DOES THIS MAKE YOUR BLOOD BOIL?
The City News has been updated today, so for those who are interested, here is the article.
The cost of providing pensions to boomers and retirees is coming at the cost of an intergenerational war as younger people start to bridle at the economic weight of carrying Australia and its feted pensioners forward. ALEX DUNNIN beats the drum.
THE richest people in Australia are the baby boomers and retirees who collectively control the lion share of Australia’s wealth, real estate, super fund assets and share markets.
How ironic then it is that these same people who, after years of accumulating wealth on the back of sustained housing and investment booms and continually getting tax breaks, incentives and subsidies, have just won a review into their pension entitlements.
However, 10 of the 13 interest groups represented on the review panel, being aged care, pensioner and retiree lobbyists, means we hardly need to wait for the report or join the 11 city and regional centres public hearings roadshow to figure out that they’ll be recommending the $14,000 a year age pension is too low and that it needs to rise urgently.
If only younger people who no longer get free university education or health care, or who are locked out of the housing market by these investing boomers driving up home prices and causing the worst housing affordability crisis in living memory had this kind of political muscle.
But with two million age pensioners, the government had little choice, despite these age pensioners already receiving $26 billion in annual benefits, a figure that they are committed to lifting anyway following the Budget decision to relax the rules around how age pensions are indexed.
If you think these are tough words then it’s time you caught up with what’s happening in the blogosphere and what’s being written in newspaper letters to the editor pages because signs are emerging that young people are beginning to tire of all the handouts that seem to continually get thrown at the boomers and retirees.
Add in how generation X and Y are the ones who are now expected to make the economic and lifestyle sacrifices needed to fix the climate change mess left to them by their parents and forebears and it could reach a flashpoint.
However, the tension stepped up a notch when Prime Minister Kevin Rudd announced his plan to promote Asian languages in schools, causing a flurry of newspaper letter writers identifying themselves as pensioners to demand any language funding be instead immediately diverted to their pension cheques.
Given that the Budget surpluses that fund the post-60 superannuation tax breaks and that will fund the future pension increases are the direct result of our booming economic relationship with Asia, China and India, this is tantamount to a declaration of generational war.

» **What is expected**:
Can you reproduce the part of the pension article starting at "How ironic then" and ending at "their pension entitlements.", word for word?

» **Provided data**:

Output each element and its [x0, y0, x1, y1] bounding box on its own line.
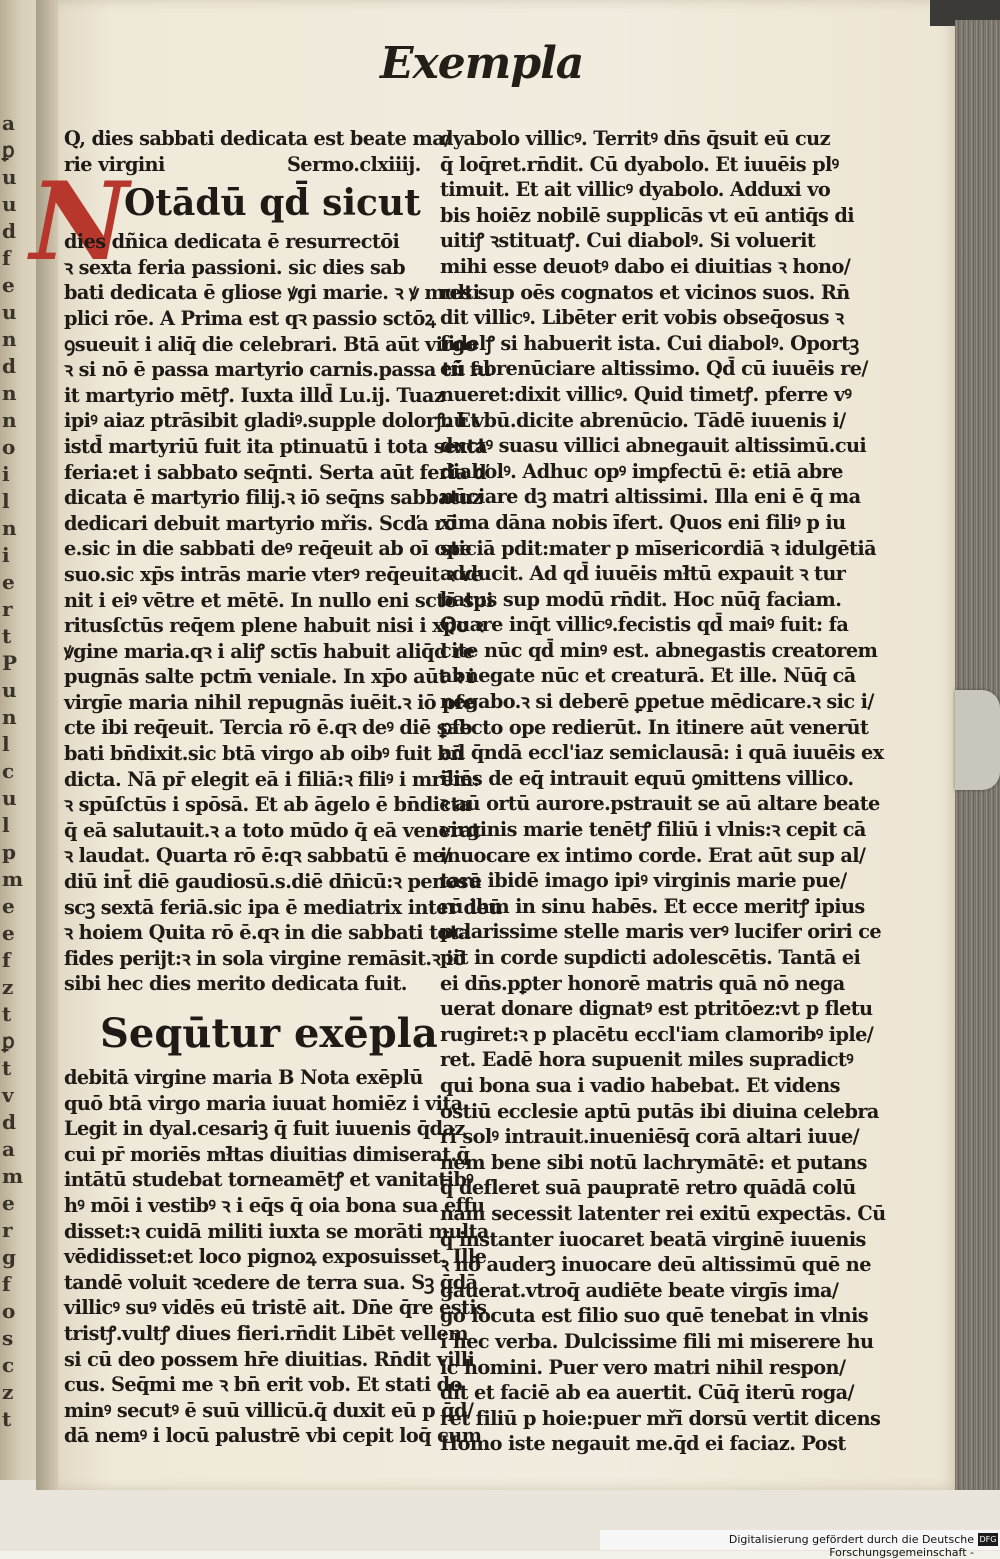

» **Answer to the problem**:
How ironic then it is that these same people who, after years of accumulating wealth on the back of sustained housing and investment booms and continually getting tax breaks, incentives and subsidies, have just won a review into their pension entitlements.